Search the records for the word "photo" and pick out every line that has it.

## BEGIN RECORDS FOR THE EXERCISE

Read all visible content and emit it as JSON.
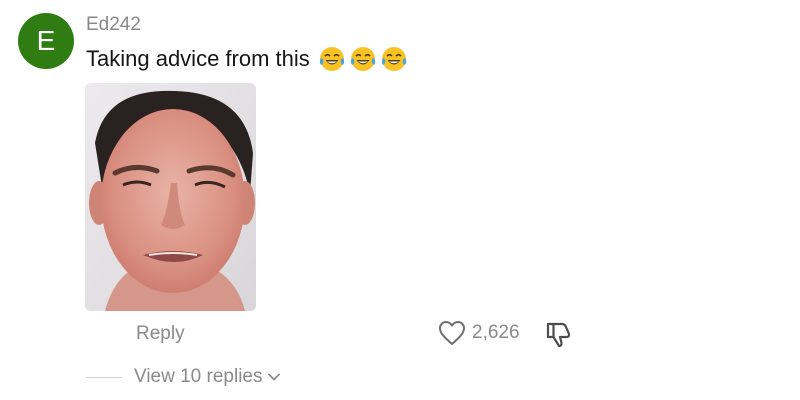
{
  "comment": {
    "avatar_letter": "E",
    "avatar_color": "#2f7d12",
    "username": "Ed242",
    "text": "Taking advice from this",
    "emojis": [
      "face-with-tears-of-joy-icon",
      "face-with-tears-of-joy-icon",
      "face-with-tears-of-joy-icon"
    ],
    "attached_image": "photo of a man's face"
  },
  "actions": {
    "reply_label": "Reply",
    "like_icon": "heart-outline-icon",
    "like_count": "2,626",
    "dislike_icon": "thumbs-down-icon"
  },
  "replies": {
    "view_label": "View 10 replies",
    "toggle_icon": "chevron-down-icon"
  },
  "colors": {
    "text_primary": "#161616",
    "text_secondary": "#8a8a8a",
    "emoji_face": "#f7c324",
    "emoji_tears": "#4aa3e0"
  }
}
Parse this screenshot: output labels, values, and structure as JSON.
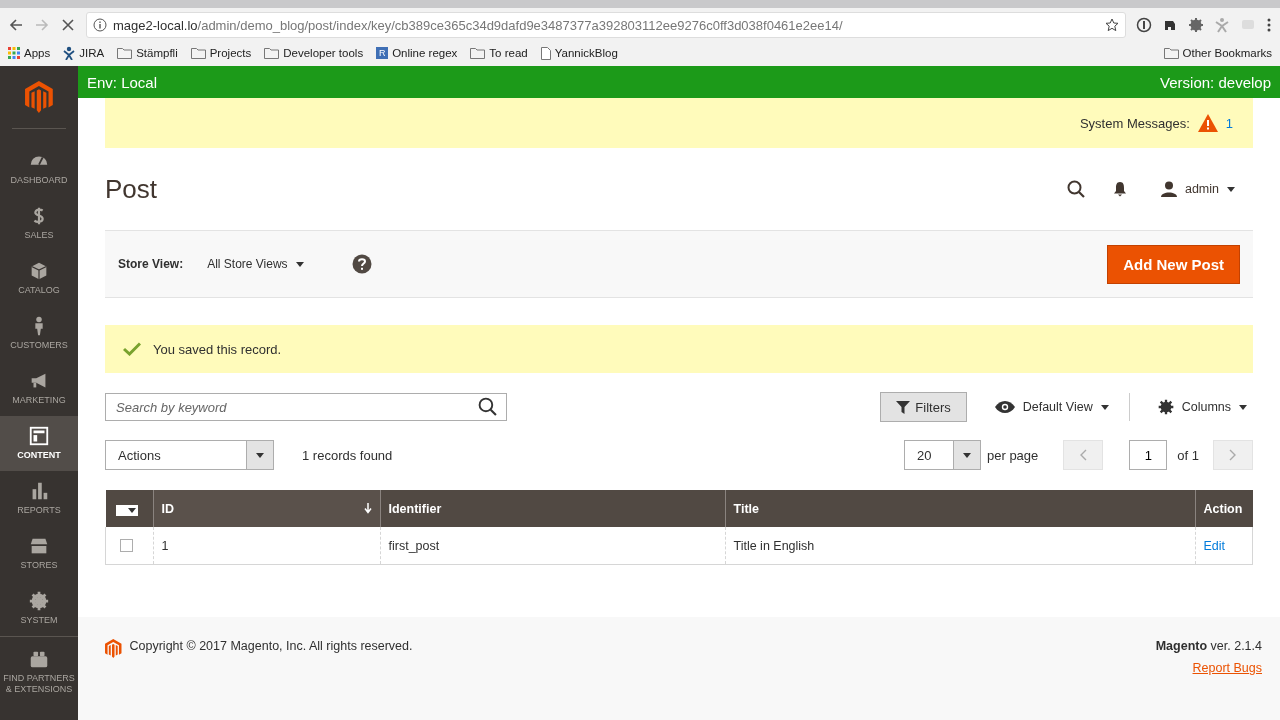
{
  "browser": {
    "url_host": "mage2-local.lo",
    "url_path": "/admin/demo_blog/post/index/key/cb389ce365c34d9dafd9e3487377a392803112ee9276c0ff3d038f0461e2ee14/",
    "bookmarks": [
      {
        "label": "Apps",
        "kind": "apps"
      },
      {
        "label": "JIRA",
        "kind": "jira"
      },
      {
        "label": "Stämpfli",
        "kind": "folder"
      },
      {
        "label": "Projects",
        "kind": "folder"
      },
      {
        "label": "Developer tools",
        "kind": "folder"
      },
      {
        "label": "Online regex",
        "kind": "letter",
        "letter": "R"
      },
      {
        "label": "To read",
        "kind": "folder"
      },
      {
        "label": "YannickBlog",
        "kind": "page"
      }
    ],
    "other_bookmarks": "Other Bookmarks"
  },
  "env_bar": {
    "left": "Env: Local",
    "right": "Version: develop"
  },
  "sidebar": {
    "items": [
      {
        "label": "DASHBOARD",
        "kind": "dashboard",
        "selected": false
      },
      {
        "label": "SALES",
        "kind": "dollar",
        "selected": false
      },
      {
        "label": "CATALOG",
        "kind": "box",
        "selected": false
      },
      {
        "label": "CUSTOMERS",
        "kind": "person",
        "selected": false
      },
      {
        "label": "MARKETING",
        "kind": "megaphone",
        "selected": false
      },
      {
        "label": "CONTENT",
        "kind": "layout",
        "selected": true
      },
      {
        "label": "REPORTS",
        "kind": "bars",
        "selected": false
      },
      {
        "label": "STORES",
        "kind": "store",
        "selected": false
      },
      {
        "label": "SYSTEM",
        "kind": "gear",
        "selected": false
      },
      {
        "label": "FIND PARTNERS & EXTENSIONS",
        "kind": "blocks",
        "selected": false
      }
    ]
  },
  "system_messages": {
    "label": "System Messages:",
    "count": "1"
  },
  "page_title": "Post",
  "user": "admin",
  "store_view": {
    "label": "Store View:",
    "value": "All Store Views"
  },
  "add_button": "Add New Post",
  "message": "You saved this record.",
  "search": {
    "placeholder": "Search by keyword"
  },
  "filters": "Filters",
  "view": "Default View",
  "columns_button": "Columns",
  "actions": "Actions",
  "records": "1 records found",
  "per_page": {
    "value": "20",
    "label": "per page"
  },
  "pager": {
    "page": "1",
    "of": "of 1"
  },
  "table": {
    "columns": [
      {
        "label": "ID",
        "sorted": true
      },
      {
        "label": "Identifier",
        "sorted": false
      },
      {
        "label": "Title",
        "sorted": false
      },
      {
        "label": "Action",
        "sorted": false
      }
    ],
    "rows": [
      {
        "checked": false,
        "cells": [
          "1",
          "first_post",
          "Title in English"
        ],
        "action": "Edit"
      }
    ]
  },
  "footer": {
    "copyright": "Copyright © 2017 Magento, Inc. All rights reserved.",
    "brand": "Magento",
    "version": "ver. 2.1.4",
    "report": "Report Bugs"
  }
}
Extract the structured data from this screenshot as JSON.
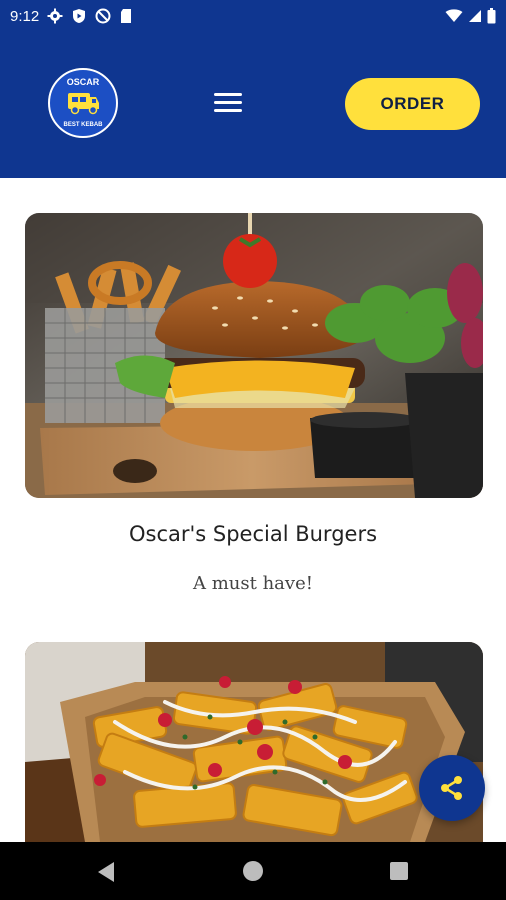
{
  "status_bar": {
    "time": "9:12",
    "icons": [
      "gear-icon",
      "play-protect-icon",
      "no-sim-icon",
      "sd-card-icon"
    ],
    "right_icons": [
      "wifi-icon",
      "signal-icon",
      "battery-icon"
    ]
  },
  "header": {
    "logo": {
      "top_text": "OSCAR",
      "bottom_text": "BEST KEBAB"
    },
    "order_label": "ORDER"
  },
  "menu_items": [
    {
      "title": "Oscar's Special Burgers",
      "subtitle": "A must have!",
      "image": "burger-photo"
    },
    {
      "title": "",
      "subtitle": "",
      "image": "loaded-fries-photo"
    }
  ],
  "colors": {
    "primary": "#0f3690",
    "accent": "#ffe03c",
    "background": "#ffffff"
  }
}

## END RECORDS FOR THE EXERCISE

ANSWER FOR THE TASK:
    "attached_image": "photo of a man's face"
      "image": "burger-photo"
      "image": "loaded-fries-photo"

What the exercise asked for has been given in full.